======== RECORDS FOR THIS TASK

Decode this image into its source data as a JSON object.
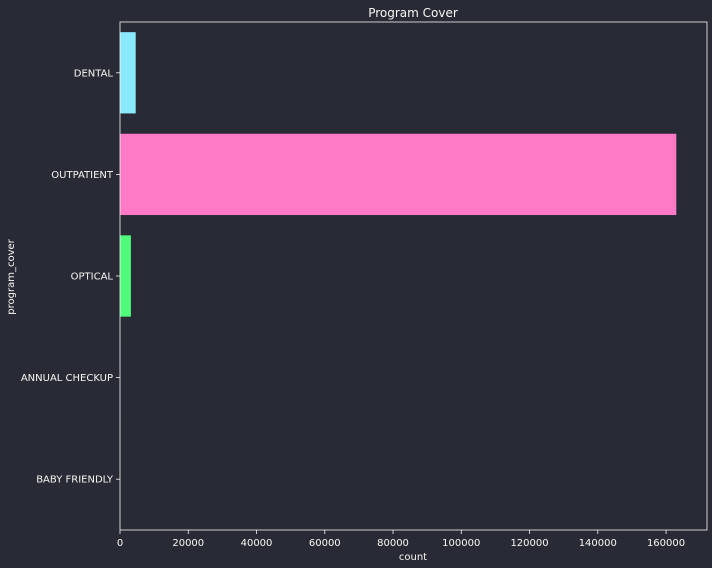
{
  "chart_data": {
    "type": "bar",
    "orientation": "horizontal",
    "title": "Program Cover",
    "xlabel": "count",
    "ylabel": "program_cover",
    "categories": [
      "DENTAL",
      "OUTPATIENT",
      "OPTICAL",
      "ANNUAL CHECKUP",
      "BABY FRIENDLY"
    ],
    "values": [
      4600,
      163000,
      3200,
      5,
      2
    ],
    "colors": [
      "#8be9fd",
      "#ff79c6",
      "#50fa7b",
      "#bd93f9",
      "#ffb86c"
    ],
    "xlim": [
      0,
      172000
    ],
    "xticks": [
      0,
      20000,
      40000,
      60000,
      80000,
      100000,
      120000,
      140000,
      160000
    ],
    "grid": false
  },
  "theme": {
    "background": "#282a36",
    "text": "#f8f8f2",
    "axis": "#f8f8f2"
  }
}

================

THE TASK:
Skip the pictures and print each record exactly as it stands.

OUTPUT FOR THIS EXERCISE:
Decode this image into its source data as a JSON object.
{
  "chart_data": {
    "type": "bar",
    "orientation": "horizontal",
    "title": "Program Cover",
    "xlabel": "count",
    "ylabel": "program_cover",
    "categories": [
      "DENTAL",
      "OUTPATIENT",
      "OPTICAL",
      "ANNUAL CHECKUP",
      "BABY FRIENDLY"
    ],
    "values": [
      4600,
      163000,
      3200,
      5,
      2
    ],
    "colors": [
      "#8be9fd",
      "#ff79c6",
      "#50fa7b",
      "#bd93f9",
      "#ffb86c"
    ],
    "xlim": [
      0,
      172000
    ],
    "xticks": [
      0,
      20000,
      40000,
      60000,
      80000,
      100000,
      120000,
      140000,
      160000
    ],
    "grid": false
  },
  "theme": {
    "background": "#282a36",
    "text": "#f8f8f2",
    "axis": "#f8f8f2"
  }
}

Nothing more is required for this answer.